# Reading passage:
I did not see much of dogs # 10 and # 15 because I was getting # 20 ready. The rain did not materialize with the went calm by the time the last dog ran. I can report the all three #s 10, 15 and 20 all handled after biggie hunts on the long mark.

The judges are still in conference so I am heading to GA.


----------



## Howard N (Jan 3, 2003)

Thanks for the play by play. I'm sorry you had to handle.


----------



## Tim West (May 27, 2003)

Jim, thanks for the play by play.

Unfortunately, I only have the placements and RJ and no other info as I have it second hand as well, having had to leave with another two hours of dogs left to run.

First-Ramsie and Paul Rainbolt
Second-Rooster and Linda Noga
Third-Jefe (me)
Fourth-Annie and Linda Noga
RJ-Twister and Al Wilson

I believe all other contestants got jams except the one pickup.

The marking tests in this Am were good, hard tests and the same for the blinds. 

Thanks to the Tulsa RC who are a very small club and work their tails off. Thanks guys and thanks to the contestants who placed and finished!

As for me, it's time for my dogs to train on all shot fliers during duck and guiding season.


----------



## Mike W. (Apr 22, 2008)

Congratulations to Paul Rainbolt on his Amateur WIN!

Also an oustanding showing by Linda Noga who placed second with Rooster and 4th with Annie!


----------



## Mike W. (Apr 22, 2008)

Oh yeah, congrats Tim on the second!


----------



## Tim West (May 27, 2003)

Can you move me up! HA

Did you swat the ducks yesterday?


----------



## Mike W. (Apr 22, 2008)

Season starts for my place on Nov 7th. I was out there this weekend ferrying out 4-wheelers and checking on it. I'll post pictures on my wetlands thread. Let's just say I have a weee bit too much water on it


----------



## Aaron Homburg (Sep 23, 2005)

*Congratz Paul, Tim and Linda!

Aaron*


----------



## Howard N (Jan 3, 2003)

*Congrats Tulsa Slim on the Amateur win!!!*


----------



## Judy Chute (May 9, 2005)

Howard N said:


> *Congrats Tulsa Slim on the Amateur win!!!*


Congratulations!!! "Ramsie" and Tulsa Slim !

Well done!

Judy


----------



## Twolabsplus (Aug 29, 2004)

Congratulations To The Am....

Paul, Linda, Tim And Al........


The Sunflower Retriever Club....


----------



## DKR (May 9, 2003)

Way to go Paul and Ramsie!


----------



## Jay Dufour (Jan 19, 2003)

# Available records:
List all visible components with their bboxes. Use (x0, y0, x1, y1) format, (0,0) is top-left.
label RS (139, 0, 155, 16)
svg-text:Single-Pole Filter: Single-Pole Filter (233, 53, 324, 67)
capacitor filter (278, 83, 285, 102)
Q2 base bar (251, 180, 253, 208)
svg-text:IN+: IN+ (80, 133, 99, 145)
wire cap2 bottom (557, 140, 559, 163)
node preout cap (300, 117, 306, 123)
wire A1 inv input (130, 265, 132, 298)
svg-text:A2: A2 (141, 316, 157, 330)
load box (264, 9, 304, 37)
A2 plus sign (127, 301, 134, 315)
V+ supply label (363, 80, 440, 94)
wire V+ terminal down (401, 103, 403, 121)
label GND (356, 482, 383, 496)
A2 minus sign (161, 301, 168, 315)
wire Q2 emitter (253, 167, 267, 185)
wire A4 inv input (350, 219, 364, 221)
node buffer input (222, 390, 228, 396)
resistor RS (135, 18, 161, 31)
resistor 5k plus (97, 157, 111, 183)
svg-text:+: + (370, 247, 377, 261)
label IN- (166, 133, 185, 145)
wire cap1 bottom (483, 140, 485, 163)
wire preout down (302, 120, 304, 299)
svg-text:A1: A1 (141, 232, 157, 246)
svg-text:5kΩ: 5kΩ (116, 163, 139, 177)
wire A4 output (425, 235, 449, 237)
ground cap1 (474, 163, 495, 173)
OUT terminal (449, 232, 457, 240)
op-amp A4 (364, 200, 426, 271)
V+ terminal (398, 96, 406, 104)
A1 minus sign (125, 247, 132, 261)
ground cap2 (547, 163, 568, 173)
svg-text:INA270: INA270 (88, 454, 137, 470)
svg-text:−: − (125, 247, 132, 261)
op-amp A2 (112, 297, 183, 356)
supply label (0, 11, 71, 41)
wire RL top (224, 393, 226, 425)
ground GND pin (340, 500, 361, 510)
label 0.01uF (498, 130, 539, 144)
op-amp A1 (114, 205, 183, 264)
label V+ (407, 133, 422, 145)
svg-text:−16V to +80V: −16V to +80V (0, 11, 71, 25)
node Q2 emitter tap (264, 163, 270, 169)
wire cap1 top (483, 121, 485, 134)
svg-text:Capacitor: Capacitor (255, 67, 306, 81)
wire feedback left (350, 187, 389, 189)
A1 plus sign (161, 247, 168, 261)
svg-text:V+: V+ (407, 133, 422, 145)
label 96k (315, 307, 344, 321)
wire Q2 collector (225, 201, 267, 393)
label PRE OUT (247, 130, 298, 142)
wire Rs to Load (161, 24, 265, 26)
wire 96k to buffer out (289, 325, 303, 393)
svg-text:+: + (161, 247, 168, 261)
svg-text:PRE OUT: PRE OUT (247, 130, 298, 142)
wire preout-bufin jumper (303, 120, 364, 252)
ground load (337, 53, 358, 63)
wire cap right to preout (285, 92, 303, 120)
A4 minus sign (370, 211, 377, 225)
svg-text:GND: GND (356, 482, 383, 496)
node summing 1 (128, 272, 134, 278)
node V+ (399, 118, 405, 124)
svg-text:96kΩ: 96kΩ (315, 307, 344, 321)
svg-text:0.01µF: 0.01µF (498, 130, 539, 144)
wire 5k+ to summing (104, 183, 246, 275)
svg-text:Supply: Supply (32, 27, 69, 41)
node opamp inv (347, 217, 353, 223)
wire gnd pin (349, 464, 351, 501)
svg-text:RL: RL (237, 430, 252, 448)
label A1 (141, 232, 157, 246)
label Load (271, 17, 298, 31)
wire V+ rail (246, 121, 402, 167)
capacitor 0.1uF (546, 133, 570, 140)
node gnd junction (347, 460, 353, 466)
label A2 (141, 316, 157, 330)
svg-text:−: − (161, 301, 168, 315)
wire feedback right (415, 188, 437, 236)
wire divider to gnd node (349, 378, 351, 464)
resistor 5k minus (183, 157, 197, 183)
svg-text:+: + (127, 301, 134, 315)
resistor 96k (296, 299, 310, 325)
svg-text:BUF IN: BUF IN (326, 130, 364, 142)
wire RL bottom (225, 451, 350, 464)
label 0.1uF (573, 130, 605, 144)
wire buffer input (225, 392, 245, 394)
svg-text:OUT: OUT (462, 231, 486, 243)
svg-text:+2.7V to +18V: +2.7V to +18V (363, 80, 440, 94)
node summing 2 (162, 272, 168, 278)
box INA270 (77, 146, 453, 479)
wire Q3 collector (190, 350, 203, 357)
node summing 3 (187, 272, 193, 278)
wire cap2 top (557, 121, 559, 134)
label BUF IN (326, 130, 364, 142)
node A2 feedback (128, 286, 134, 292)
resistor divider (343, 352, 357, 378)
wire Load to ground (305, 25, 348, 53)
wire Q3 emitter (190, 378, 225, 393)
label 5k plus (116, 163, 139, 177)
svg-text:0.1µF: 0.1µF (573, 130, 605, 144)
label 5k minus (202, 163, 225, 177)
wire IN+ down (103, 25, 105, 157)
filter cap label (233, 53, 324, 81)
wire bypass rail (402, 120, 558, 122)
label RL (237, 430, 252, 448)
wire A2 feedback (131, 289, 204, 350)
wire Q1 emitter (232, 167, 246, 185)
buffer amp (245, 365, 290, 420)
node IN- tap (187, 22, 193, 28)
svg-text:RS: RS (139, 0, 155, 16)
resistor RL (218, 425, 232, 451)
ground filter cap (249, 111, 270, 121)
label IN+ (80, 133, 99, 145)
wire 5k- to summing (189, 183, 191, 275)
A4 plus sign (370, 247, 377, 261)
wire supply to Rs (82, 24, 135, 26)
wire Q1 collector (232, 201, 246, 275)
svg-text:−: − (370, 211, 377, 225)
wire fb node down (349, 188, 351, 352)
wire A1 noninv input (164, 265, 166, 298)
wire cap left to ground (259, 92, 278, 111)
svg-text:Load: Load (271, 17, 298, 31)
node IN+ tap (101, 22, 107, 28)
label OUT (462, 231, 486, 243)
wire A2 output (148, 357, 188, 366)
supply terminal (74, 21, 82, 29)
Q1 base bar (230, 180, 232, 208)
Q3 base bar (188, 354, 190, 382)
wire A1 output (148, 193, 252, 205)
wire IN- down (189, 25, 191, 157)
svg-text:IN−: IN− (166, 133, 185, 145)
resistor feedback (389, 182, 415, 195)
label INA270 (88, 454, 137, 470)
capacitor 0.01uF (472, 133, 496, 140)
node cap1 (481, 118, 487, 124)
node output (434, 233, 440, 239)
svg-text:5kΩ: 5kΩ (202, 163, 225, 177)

# What you need to do:
• 1. Rewrite the rows from the first one through the line containing "svg-text:A1: A1 (141, 232, 157, 246)", inclusive, replacing each "wire" with "trace" and leaving everything else unchanged.
• 2. Continue the forum thread about the retriever field trial from the point where it stops.
The forum thread and the rows are unrelated to each other.

# Per-task answers:
• 1.
List all visible components with their bboxes. Use (x0, y0, x1, y1) format, (0,0) is top-left.
label RS (139, 0, 155, 16)
svg-text:Single-Pole Filter: Single-Pole Filter (233, 53, 324, 67)
capacitor filter (278, 83, 285, 102)
Q2 base bar (251, 180, 253, 208)
svg-text:IN+: IN+ (80, 133, 99, 145)
trace cap2 bottom (557, 140, 559, 163)
node preout cap (300, 117, 306, 123)
trace A1 inv input (130, 265, 132, 298)
svg-text:A2: A2 (141, 316, 157, 330)
load box (264, 9, 304, 37)
A2 plus sign (127, 301, 134, 315)
V+ supply label (363, 80, 440, 94)
trace V+ terminal down (401, 103, 403, 121)
label GND (356, 482, 383, 496)
A2 minus sign (161, 301, 168, 315)
trace Q2 emitter (253, 167, 267, 185)
trace A4 inv input (350, 219, 364, 221)
node buffer input (222, 390, 228, 396)
resistor RS (135, 18, 161, 31)
resistor 5k plus (97, 157, 111, 183)
svg-text:+: + (370, 247, 377, 261)
label IN- (166, 133, 185, 145)
trace cap1 bottom (483, 140, 485, 163)
trace preout down (302, 120, 304, 299)
svg-text:A1: A1 (141, 232, 157, 246)

• 2.
Congrats Tulsa !!!! Great


----------



## Bayou Magic (Feb 7, 2004)

Congrats Paul and Tim! Way to go.

Jefe is on a roll. Isn't that 3 placements out of the last 4 trials?

fp


----------



## Paul Rainbolt (Sep 8, 2003)

Thanks all, I Also left early and kept checking RTF for the results . I didn't find out i had won till I rebooted my I phone and 6 voice mail popped up, man i was surprised. 

Anyone who puts on a trial know how hard it is to manage the workers for all the stakes and run your dogs in between putting out fires and dealing with all the little dramas that come up. I'm feel humbled and blessed to have been able to compete with the great handlers and dogs in the last series of this AM. 

I want to personally thank all the judges who gave there time, Gary Davidson and Mo Shubble (Limited) Chip Miles And Greg Seddon( AM) Gary Gallaway ,Art Geddes (Qual).

All the volunteers workers who step up and help set up, tear down , provide four wheelers shoot flyer's, Marshal, get lunches, stewart stakes, James Roberts, Tim West, Mike Logins, Brit Whit, Todd , John Freeman, Anna Curry, Richard Davis, Len Lelfore,Chris and Martha Mcool, Joseph McCann for making his awesome grounds available to the club. 

It was a pleasure meeting Jim Pickering and all the other folks who were in the region for the Golden specialty and hung around to run the Tulsa trial. Thanks for the beer Jim. 

I also won the OH Qual with my Ramsie pup 

OH Qual results

1st - #15 Riverdance Iron Horse Allie
2nd - #14
3rd- #3
4th - #4
Sorry cant remember the JAMs


----------



## Judy Myers (Feb 15, 2009)

Big congratulations to Rob Erhardt and Barkley (Aksarben's Night Ranger) on their Open win and to owner Scott Weiss. Way to go. I guess the Coach put him in!


----------



## okvet (Jun 20, 2006)

WTG Jefe and Tim!!!!

todd


----------



## MikeBoley (Dec 26, 2003)

Congrats Paul on your WINS this weekend. Also to Linda and Tim on there Am placements. Paul and the rest of the crew at Tulsa thanks for hosting the trial.
Mike


----------



## moonstonelabs (Mar 17, 2006)

Big congratulations to Rob Erhardt, SILVERTIP RETRIEVERS, for his Open with with Barkley. The first of many to come...

Sarita and Bill


----------



## Susan (Jun 10, 2003)

Very BIG congratulations to Rob Erhardt and Barkley for the Open win. Glad the coach put Barkley in. 

--Susan


----------



## ghjones (Nov 25, 2004)

CONGRATS, Paul!!!!!! TWO WINS this weekend! Woohoo, way to go, Ramsie and Allie! :-D

Congrats to all who placed, with shout outs to Tim and Al, who judged the Open at the Golden Specialty right before this trial. 

Continued good luck to all,
Gretchen


----------



## Tim West (May 27, 2003)

Congrats to Al Wilson for his second in the Open with Pearl!

Special congrats to Paul for a blue doubleheader in the Qual and Am. Pretty good stuff when moma and daughter win in the same weekend!


----------



## hibanks (Apr 24, 2005)

Congrats to Al Wilson.


----------



## hibanks (Apr 24, 2005)

Congrats to Mark Edwards.


----------



## hibanks (Apr 24, 2005)

Congrats to Rob Erhardt.


----------



## 2goldens (Jan 16, 2005)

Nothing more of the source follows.